Dataset entries -
──────────────────────────────

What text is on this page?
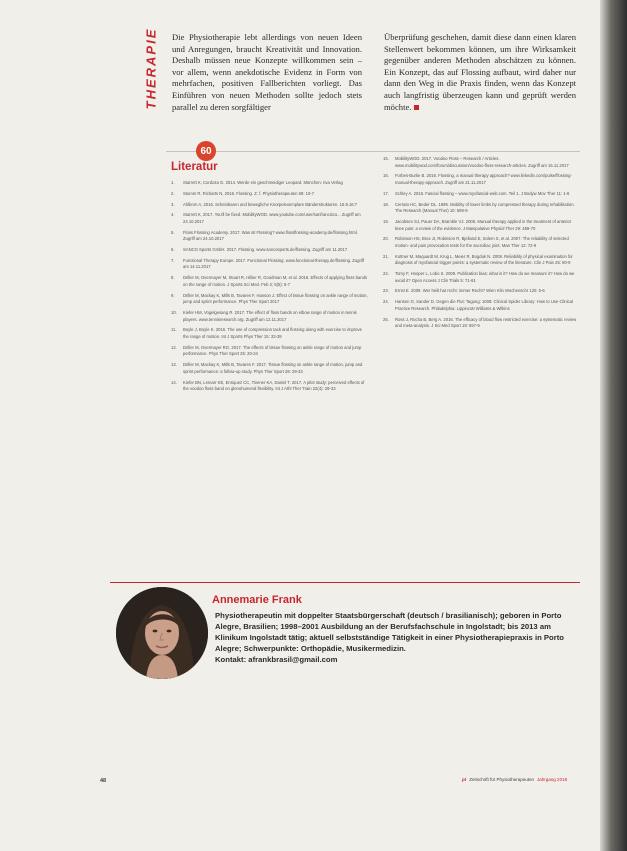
THERAPIE Die Physiotherapie lebt allerdings von neuen Ideen und Anregungen, braucht Kreativität und Innovation. Deshalb müssen neue Konzepte willkommen sein – vor allem, wenn anekdotische Evidenz in Form von mehrfachen, positiven Fallberichten vorliegt. Das Einführen von neuen Methoden sollte jedoch stets parallel zu deren sorgfältiger
Überprüfung geschehen, damit diese dann einen klaren Stellenwert bekommen können, um ihre Wirksamkeit gegenüber anderen Methoden abschätzen zu können. Ein Konzept, das auf Flossing aufbaut, wird daher nur dann den Weg in die Praxis finden, wenn das Konzept auch langfristig überzeugen kann und geprüft werden möchte.
60
Literatur
1.	Starrett K, Cordoza G. 2014. Werde ein geschmeidiger Leopard. München: riva Verlag
2.	Stumm R, Richarts N, 2016. Flossing. Z. f. Physiotherapeuten 68: 10-7
3.	Ahlborn A, 2016. Scheinbaren und bewegliche Knorpelexemplare Bänderstrukturen. 15.9.16:7
4.	Starrett K, 2017. You'll be fixed. MobilityWOD. www.youtube.com/user/sanfrancisco... Zugriff am 24.10.2017
5.	Floss Flossing Academy. 2017. Was ist Flossing? www.flossflossing-academy.de/flossing.html. Zugriff am 24.10.2017
6.	SANCO Sports GmbH. 2017. Flossing. www.sancosports.de/flossing. Zugriff am 11.2017
7.	Functional Therapy Europe. 2017. Functional Flossing. www.functional-therapy.de/flossing. Zugriff am 14.11.2017
8.	Driller M, Overmayer M, Stuart R, Hillier R, Goodman M, et al. 2016. Effects of applying floss bands on the range of motion. J Sports Sci Med. Feb 2; 5(5): 5-7
9.	Driller M, Mackay K, Mills B, Tavares F, Hanson J. Effect of tissue flossing on ankle range of motion, jump and sprint performance. Phys Ther Sport 2017
10.	Kiefer HM, Vogelgesang R. 2017. The effect of floss bands on elbow range of motion in tennis players. www.tennisresearch.org. Zugriff am 12.11.2017
11.	Boyle J, Boyle K. 2016. The use of compression tack and flossing along with exercise to improve the range of motion. Int J Sports Phys Ther 15: 33-39
12.	Driller M, Overmayer RG. 2017. The effects of tissue flossing on ankle range of motion and jump performance. Phys Ther Sport 25: 20-24
13.	Driller M, Mackay K, Mills B, Tavares F. 2017. Tissue flossing on ankle range of motion, jump and sprint performance: a follow-up study. Phys Ther Sport 28: 29-33
14.	Kiefer BN, Lemarr KE, Enriquez CC, Tivener KA, Daniel T. 2017. A pilot study: perceived effects of the voodoo floss band on glenohumeral flexibility. Int J Athl Ther Train 22(4): 29-33
15.	MobilityWOD. 2017. Voodoo Floss – Research / Articles. www.mobilitywod.com/forum/discussion/voodoo-floss-research-articles. Zugriff am 15.11.2017
16.	Forbes-Burke B. 2016. Flossing, a manual therapy approach? www.linkedin.com/pulse/flossing-manual-therapy-approach. Zugriff am 21.11.2017
17.	Schley A. 2016. Fascial flossing – www.myofascial-web.com. Teil 1. J Bodyw Mov Ther 11: 1-6
18.	Cerrato HC, Beder DL. 1995. Mobility of lower limbs by compressed therapy during rehabilitation. The Research (Manual Ther) 10: 599-9
19.	Jacobsen SJ, Pauer DA, Bramble VJ. 2006. Manual therapy applied in the treatment of anterior knee pain: a review of the evidence. J Manipulative Physiol Ther 29: 459-70
20.	Robinson HS, Brox JI, Robinson R, Bjelland E, Solem S, et al. 2007. The reliability of selected motion- and pain provocation tests for the sacroiliac joint. Man Ther 12: 72-9
21.	Kottner M, Maquardt M, Krug L, Meier R, Bogduk N. 2008. Reliability of physical examination for diagnosis of myofascial trigger points: a systematic review of the literature. Clin J Pain 25: 80-9
22.	Tomy F, Hooper L, Lobo S. 2009. Publication bias: what is it? How do we measure it? How do we avoid it? Open Access J Clin Trials 5: 71-81
23.	Ernst E. 2008. Wer heilt hat recht: immer Recht? Wien Klin Wochenschr 120: 5-6
24.	Hansen G, Sander D. Gegen die Flut: Tagung: 1008: Clinical Spider Library: How to Use Clinical Practice Research. Philadelphia: Lippincott Williams & Wilkins
25.	Ross J, Rocha B, Berg A. 2016. The efficacy of blood flow restricted exercise: a systematic review and meta-analysis. J Sci Med Sport 19: 657-9
Annemarie Frank
Physiotherapeutin mit doppelter Staatsbürgerschaft (deutsch / brasilianisch); geboren in Porto Alegre, Brasilien; 1998–2001 Ausbildung an der Berufsfachschule in Ingolstadt; bis 2013 am Klinikum Ingolstadt tätig; aktuell selbstständige Tätigkeit in einer Physiotherapiepraxis in Porto Alegre; Schwerpunkte: Orthopädie, Musikermedizin.
Kontakt: afrankbrasil@gmail.com
48	pt Zeitschrift für Physiotherapeuten Jahrgang 2018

──────────────────────────────

Instruction - Retype all entries exactly as they appear, dropping the images.

Exercise answer -
What text is on this page?
THERAPIE Die Physiotherapie lebt allerdings von neuen Ideen und Anregungen, braucht Kreativität und Innovation. Deshalb müssen neue Konzepte willkommen sein – vor allem, wenn anekdotische Evidenz in Form von mehrfachen, positiven Fallberichten vorliegt. Das Einführen von neuen Methoden sollte jedoch stets parallel zu deren sorgfältiger
Überprüfung geschehen, damit diese dann einen klaren Stellenwert bekommen können, um ihre Wirksamkeit gegenüber anderen Methoden abschätzen zu können. Ein Konzept, das auf Flossing aufbaut, wird daher nur dann den Weg in die Praxis finden, wenn das Konzept auch langfristig überzeugen kann und geprüft werden möchte.
60
Literatur
1.	Starrett K, Cordoza G. 2014. Werde ein geschmeidiger Leopard. München: riva Verlag
2.	Stumm R, Richarts N, 2016. Flossing. Z. f. Physiotherapeuten 68: 10-7
3.	Ahlborn A, 2016. Scheinbaren und bewegliche Knorpelexemplare Bänderstrukturen. 15.9.16:7
4.	Starrett K, 2017. You'll be fixed. MobilityWOD. www.youtube.com/user/sanfrancisco... Zugriff am 24.10.2017
5.	Floss Flossing Academy. 2017. Was ist Flossing? www.flossflossing-academy.de/flossing.html. Zugriff am 24.10.2017
6.	SANCO Sports GmbH. 2017. Flossing. www.sancosports.de/flossing. Zugriff am 11.2017
7.	Functional Therapy Europe. 2017. Functional Flossing. www.functional-therapy.de/flossing. Zugriff am 14.11.2017
8.	Driller M, Overmayer M, Stuart R, Hillier R, Goodman M, et al. 2016. Effects of applying floss bands on the range of motion. J Sports Sci Med. Feb 2; 5(5): 5-7
9.	Driller M, Mackay K, Mills B, Tavares F, Hanson J. Effect of tissue flossing on ankle range of motion, jump and sprint performance. Phys Ther Sport 2017
10.	Kiefer HM, Vogelgesang R. 2017. The effect of floss bands on elbow range of motion in tennis players. www.tennisresearch.org. Zugriff am 12.11.2017
11.	Boyle J, Boyle K. 2016. The use of compression tack and flossing along with exercise to improve the range of motion. Int J Sports Phys Ther 15: 33-39
12.	Driller M, Overmayer RG. 2017. The effects of tissue flossing on ankle range of motion and jump performance. Phys Ther Sport 25: 20-24
13.	Driller M, Mackay K, Mills B, Tavares F. 2017. Tissue flossing on ankle range of motion, jump and sprint performance: a follow-up study. Phys Ther Sport 28: 29-33
14.	Kiefer BN, Lemarr KE, Enriquez CC, Tivener KA, Daniel T. 2017. A pilot study: perceived effects of the voodoo floss band on glenohumeral flexibility. Int J Athl Ther Train 22(4): 29-33
15.	MobilityWOD. 2017. Voodoo Floss – Research / Articles. www.mobilitywod.com/forum/discussion/voodoo-floss-research-articles. Zugriff am 15.11.2017
16.	Forbes-Burke B. 2016. Flossing, a manual therapy approach? www.linkedin.com/pulse/flossing-manual-therapy-approach. Zugriff am 21.11.2017
17.	Schley A. 2016. Fascial flossing – www.myofascial-web.com. Teil 1. J Bodyw Mov Ther 11: 1-6
18.	Cerrato HC, Beder DL. 1995. Mobility of lower limbs by compressed therapy during rehabilitation. The Research (Manual Ther) 10: 599-9
19.	Jacobsen SJ, Pauer DA, Bramble VJ. 2006. Manual therapy applied in the treatment of anterior knee pain: a review of the evidence. J Manipulative Physiol Ther 29: 459-70
20.	Robinson HS, Brox JI, Robinson R, Bjelland E, Solem S, et al. 2007. The reliability of selected motion- and pain provocation tests for the sacroiliac joint. Man Ther 12: 72-9
21.	Kottner M, Maquardt M, Krug L, Meier R, Bogduk N. 2008. Reliability of physical examination for diagnosis of myofascial trigger points: a systematic review of the literature. Clin J Pain 25: 80-9
22.	Tomy F, Hooper L, Lobo S. 2009. Publication bias: what is it? How do we measure it? How do we avoid it? Open Access J Clin Trials 5: 71-81
23.	Ernst E. 2008. Wer heilt hat recht: immer Recht? Wien Klin Wochenschr 120: 5-6
24.	Hansen G, Sander D. Gegen die Flut: Tagung: 1008: Clinical Spider Library: How to Use Clinical Practice Research. Philadelphia: Lippincott Williams & Wilkins
25.	Ross J, Rocha B, Berg A. 2016. The efficacy of blood flow restricted exercise: a systematic review and meta-analysis. J Sci Med Sport 19: 657-9
Annemarie Frank
Physiotherapeutin mit doppelter Staatsbürgerschaft (deutsch / brasilianisch); geboren in Porto Alegre, Brasilien; 1998–2001 Ausbildung an der Berufsfachschule in Ingolstadt; bis 2013 am Klinikum Ingolstadt tätig; aktuell selbstständige Tätigkeit in einer Physiotherapiepraxis in Porto Alegre; Schwerpunkte: Orthopädie, Musikermedizin.
Kontakt: afrankbrasil@gmail.com
48	pt Zeitschrift für Physiotherapeuten Jahrgang 2018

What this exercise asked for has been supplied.